Count how many lines have the word "Mountain" in them. Reply with that number by itself.

>> BEGIN DATA SUPPLIED

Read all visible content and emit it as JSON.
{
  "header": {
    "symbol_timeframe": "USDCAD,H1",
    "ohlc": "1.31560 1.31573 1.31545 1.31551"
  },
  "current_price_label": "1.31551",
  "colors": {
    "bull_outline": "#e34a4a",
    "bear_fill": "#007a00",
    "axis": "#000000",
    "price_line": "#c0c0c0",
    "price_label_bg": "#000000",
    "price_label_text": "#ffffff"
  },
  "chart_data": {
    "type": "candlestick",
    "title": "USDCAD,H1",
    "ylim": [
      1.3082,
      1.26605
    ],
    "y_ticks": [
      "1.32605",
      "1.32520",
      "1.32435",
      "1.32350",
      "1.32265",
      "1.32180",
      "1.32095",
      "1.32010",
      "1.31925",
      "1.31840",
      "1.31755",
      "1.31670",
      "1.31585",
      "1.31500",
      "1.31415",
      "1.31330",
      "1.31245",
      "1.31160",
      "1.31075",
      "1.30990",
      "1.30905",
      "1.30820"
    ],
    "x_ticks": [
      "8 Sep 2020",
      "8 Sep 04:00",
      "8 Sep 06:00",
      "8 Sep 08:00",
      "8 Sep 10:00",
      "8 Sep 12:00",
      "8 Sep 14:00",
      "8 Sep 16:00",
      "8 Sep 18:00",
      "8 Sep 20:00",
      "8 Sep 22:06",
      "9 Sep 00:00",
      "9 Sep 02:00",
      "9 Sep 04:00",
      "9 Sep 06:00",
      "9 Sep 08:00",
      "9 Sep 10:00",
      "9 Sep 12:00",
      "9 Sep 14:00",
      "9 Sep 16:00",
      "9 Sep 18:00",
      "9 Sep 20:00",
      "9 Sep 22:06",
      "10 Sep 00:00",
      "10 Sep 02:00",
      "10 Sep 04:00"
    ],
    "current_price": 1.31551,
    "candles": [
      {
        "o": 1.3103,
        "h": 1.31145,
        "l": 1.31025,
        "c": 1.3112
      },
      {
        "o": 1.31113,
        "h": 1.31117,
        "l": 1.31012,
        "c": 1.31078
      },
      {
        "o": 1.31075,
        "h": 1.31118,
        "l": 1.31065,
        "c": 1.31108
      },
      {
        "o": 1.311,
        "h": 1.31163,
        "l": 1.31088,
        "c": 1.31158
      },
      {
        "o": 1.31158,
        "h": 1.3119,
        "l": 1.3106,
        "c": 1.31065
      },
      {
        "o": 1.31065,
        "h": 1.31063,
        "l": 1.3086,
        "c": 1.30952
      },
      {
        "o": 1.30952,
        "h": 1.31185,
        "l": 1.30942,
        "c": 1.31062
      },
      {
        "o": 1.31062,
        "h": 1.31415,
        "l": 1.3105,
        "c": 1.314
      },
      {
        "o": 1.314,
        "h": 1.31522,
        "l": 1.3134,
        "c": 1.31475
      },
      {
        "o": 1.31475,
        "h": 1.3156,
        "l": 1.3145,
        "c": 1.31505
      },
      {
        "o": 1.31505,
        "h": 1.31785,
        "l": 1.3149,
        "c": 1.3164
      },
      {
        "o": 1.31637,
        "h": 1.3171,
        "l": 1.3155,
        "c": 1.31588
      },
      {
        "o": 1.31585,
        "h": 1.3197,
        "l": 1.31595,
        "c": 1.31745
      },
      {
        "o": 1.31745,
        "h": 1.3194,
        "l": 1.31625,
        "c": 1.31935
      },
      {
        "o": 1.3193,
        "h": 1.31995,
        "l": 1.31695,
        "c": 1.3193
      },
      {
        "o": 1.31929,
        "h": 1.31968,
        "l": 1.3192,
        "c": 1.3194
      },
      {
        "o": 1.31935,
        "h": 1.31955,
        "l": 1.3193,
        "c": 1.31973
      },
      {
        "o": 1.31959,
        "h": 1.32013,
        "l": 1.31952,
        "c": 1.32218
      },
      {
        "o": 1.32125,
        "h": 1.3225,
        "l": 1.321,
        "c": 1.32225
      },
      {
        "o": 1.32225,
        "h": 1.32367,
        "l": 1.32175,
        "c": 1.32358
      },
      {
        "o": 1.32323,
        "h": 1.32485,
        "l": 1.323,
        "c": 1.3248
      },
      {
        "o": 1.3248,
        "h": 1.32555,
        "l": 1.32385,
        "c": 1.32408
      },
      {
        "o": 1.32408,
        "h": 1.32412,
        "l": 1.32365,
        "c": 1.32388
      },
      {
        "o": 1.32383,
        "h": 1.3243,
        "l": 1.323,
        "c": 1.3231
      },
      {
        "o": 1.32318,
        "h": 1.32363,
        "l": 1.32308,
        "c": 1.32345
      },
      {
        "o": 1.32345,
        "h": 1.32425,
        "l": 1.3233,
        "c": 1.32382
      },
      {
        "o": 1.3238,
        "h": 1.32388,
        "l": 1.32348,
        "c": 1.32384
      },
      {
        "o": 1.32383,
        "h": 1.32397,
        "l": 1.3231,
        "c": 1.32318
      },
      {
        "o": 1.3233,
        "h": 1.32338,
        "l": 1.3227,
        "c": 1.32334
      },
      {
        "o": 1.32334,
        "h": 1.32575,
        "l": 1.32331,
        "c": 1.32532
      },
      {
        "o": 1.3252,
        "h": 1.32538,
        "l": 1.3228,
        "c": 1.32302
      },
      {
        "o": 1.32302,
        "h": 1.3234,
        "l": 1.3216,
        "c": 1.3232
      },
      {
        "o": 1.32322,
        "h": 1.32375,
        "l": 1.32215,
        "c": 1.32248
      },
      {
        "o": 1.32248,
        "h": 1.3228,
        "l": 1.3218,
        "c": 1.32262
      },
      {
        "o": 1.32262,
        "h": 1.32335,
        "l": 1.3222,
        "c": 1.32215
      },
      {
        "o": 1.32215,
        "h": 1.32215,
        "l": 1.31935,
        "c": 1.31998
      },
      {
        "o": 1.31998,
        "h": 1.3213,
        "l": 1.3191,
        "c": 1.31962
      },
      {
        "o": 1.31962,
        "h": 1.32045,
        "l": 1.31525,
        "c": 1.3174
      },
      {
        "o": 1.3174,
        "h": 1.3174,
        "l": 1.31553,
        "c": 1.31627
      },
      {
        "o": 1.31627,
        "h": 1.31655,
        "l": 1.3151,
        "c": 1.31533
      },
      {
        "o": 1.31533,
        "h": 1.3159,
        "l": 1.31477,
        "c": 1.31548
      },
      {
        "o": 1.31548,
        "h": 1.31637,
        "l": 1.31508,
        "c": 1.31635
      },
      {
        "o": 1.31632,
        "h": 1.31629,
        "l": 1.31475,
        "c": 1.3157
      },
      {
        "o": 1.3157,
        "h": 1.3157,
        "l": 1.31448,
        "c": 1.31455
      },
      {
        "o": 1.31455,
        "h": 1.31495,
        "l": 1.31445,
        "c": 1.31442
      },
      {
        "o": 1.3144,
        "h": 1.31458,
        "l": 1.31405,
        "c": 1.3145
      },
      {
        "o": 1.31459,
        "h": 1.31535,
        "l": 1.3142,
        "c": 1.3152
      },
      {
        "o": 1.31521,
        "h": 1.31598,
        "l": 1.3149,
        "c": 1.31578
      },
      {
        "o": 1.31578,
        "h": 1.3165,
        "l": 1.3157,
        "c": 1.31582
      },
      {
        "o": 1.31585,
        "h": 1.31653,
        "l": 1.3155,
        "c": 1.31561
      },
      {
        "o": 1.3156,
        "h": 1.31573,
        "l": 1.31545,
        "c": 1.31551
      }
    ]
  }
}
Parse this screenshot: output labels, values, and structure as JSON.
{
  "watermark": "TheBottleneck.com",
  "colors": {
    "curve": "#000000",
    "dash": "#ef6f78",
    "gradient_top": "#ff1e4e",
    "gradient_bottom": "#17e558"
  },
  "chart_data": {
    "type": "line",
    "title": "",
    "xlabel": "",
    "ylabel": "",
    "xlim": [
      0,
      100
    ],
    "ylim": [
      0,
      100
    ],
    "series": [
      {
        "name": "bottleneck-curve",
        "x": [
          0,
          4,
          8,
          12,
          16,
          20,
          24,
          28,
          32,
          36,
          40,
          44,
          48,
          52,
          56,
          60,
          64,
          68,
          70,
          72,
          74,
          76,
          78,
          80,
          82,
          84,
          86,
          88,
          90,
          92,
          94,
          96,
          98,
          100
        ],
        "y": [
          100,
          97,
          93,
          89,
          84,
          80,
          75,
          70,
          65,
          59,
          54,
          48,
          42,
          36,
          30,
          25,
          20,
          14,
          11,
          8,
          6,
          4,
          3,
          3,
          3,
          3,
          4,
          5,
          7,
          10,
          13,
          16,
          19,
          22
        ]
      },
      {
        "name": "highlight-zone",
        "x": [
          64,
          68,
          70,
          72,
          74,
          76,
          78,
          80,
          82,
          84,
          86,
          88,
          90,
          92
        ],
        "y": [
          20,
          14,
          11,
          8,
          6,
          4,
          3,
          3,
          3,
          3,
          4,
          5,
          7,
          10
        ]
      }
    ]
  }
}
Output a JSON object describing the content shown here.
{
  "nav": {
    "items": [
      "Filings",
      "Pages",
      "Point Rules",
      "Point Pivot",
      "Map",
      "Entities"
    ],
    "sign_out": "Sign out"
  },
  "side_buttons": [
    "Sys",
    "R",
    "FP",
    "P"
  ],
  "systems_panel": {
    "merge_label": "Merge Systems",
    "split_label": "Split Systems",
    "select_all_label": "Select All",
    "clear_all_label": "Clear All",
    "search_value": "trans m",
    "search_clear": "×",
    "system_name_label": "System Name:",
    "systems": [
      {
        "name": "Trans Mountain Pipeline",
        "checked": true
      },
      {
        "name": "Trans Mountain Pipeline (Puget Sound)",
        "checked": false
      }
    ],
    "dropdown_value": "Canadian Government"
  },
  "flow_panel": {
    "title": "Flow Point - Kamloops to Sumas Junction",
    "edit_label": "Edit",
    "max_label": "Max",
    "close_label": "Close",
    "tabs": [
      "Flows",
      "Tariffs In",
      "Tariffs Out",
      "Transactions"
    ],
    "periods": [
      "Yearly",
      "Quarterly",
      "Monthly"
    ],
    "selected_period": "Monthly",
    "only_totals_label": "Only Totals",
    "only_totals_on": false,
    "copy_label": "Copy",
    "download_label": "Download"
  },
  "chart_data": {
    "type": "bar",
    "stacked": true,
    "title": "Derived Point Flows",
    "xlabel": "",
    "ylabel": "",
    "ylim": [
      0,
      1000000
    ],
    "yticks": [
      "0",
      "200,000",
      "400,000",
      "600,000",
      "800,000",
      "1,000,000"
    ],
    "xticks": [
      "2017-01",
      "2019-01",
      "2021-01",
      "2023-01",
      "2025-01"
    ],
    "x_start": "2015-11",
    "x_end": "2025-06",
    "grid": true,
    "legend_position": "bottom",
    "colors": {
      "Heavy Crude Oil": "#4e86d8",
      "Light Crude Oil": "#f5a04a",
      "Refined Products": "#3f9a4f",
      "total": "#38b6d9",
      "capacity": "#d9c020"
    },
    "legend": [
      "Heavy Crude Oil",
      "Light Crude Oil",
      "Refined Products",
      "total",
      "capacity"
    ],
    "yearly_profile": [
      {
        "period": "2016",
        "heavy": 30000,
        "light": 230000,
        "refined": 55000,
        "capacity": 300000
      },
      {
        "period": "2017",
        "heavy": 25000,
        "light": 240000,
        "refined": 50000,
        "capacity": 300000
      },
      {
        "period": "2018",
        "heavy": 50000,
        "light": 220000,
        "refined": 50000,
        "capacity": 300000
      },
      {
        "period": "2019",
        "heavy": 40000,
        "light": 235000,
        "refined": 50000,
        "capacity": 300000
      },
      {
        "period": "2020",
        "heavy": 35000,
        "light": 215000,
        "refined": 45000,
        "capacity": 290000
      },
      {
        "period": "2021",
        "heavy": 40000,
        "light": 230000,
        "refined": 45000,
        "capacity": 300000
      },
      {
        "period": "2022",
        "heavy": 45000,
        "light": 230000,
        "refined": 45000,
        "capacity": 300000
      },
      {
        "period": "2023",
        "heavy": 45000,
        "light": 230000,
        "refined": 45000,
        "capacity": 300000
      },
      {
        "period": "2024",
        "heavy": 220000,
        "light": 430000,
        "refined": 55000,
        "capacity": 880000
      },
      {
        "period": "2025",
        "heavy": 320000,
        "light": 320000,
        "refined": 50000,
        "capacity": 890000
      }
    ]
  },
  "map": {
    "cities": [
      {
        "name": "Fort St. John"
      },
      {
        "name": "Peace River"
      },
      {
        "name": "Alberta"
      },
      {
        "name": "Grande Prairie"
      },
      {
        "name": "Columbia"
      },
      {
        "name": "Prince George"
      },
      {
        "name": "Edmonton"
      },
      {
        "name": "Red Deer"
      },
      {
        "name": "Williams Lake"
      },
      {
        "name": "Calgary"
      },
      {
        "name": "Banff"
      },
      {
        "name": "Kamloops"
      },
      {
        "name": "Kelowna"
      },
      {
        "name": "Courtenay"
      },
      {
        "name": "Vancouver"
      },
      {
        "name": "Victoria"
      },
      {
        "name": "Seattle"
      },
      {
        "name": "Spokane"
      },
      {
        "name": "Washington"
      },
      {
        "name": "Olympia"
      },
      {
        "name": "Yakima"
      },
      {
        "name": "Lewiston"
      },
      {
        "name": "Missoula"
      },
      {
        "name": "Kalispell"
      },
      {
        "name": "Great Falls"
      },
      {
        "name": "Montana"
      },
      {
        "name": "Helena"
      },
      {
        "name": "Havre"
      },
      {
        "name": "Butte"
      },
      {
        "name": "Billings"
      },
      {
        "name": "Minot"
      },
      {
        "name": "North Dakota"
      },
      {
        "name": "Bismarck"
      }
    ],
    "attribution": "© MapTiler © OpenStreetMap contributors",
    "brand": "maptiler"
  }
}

>> END DATA SUPPLIED

THE OUTPUT: 2